__Extracted material__
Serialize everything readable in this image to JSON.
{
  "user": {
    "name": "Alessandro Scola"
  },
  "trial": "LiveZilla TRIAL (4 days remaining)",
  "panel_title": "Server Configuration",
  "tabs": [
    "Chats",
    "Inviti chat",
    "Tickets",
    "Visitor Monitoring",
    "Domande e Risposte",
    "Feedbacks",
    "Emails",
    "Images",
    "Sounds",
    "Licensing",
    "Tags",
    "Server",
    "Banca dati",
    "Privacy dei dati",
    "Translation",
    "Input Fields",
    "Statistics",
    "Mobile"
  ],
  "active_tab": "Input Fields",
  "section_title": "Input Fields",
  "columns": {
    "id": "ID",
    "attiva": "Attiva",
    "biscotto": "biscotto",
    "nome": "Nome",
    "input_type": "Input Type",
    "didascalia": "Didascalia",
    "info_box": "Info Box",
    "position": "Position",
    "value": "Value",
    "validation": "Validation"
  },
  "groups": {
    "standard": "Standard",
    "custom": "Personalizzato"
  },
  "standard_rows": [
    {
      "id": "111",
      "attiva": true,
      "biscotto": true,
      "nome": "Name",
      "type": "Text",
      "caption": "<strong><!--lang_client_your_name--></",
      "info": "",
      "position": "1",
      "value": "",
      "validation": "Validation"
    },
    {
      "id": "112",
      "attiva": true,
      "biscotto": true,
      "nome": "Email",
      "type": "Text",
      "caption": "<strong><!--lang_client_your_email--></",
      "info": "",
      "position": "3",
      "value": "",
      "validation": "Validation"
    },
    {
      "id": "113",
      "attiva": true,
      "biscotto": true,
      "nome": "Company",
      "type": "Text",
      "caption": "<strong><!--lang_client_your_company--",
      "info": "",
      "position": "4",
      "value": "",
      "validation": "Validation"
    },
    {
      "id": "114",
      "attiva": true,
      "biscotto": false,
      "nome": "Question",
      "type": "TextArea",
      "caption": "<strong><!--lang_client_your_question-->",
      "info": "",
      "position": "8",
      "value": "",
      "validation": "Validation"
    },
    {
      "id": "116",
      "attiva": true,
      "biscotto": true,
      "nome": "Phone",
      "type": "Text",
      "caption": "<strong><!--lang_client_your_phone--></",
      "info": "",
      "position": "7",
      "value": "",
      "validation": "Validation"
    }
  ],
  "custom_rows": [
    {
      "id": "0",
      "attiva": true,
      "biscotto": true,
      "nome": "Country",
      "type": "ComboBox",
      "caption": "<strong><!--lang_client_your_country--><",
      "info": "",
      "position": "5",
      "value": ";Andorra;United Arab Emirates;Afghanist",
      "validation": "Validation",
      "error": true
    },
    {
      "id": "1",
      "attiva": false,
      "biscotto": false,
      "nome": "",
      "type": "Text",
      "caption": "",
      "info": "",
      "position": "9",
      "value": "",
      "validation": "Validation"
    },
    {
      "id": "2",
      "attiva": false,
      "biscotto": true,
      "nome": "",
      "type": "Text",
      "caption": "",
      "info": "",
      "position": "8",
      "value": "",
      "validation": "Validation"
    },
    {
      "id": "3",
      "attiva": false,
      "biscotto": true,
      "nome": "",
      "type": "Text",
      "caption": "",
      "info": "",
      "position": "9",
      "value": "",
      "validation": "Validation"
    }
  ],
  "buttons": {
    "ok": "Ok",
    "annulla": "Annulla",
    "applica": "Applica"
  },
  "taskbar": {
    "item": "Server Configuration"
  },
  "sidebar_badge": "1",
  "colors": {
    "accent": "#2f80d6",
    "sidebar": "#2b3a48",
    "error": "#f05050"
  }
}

__Exercise__
Locate the word "strong" in the records above, and return each line that has it.

__Response below__
      "caption": "<strong><!--lang_client_your_name--></",
      "caption": "<strong><!--lang_client_your_email--></",
      "caption": "<strong><!--lang_client_your_company--",
      "caption": "<strong><!--lang_client_your_question-->",
      "caption": "<strong><!--lang_client_your_phone--></",
      "caption": "<strong><!--lang_client_your_country--><",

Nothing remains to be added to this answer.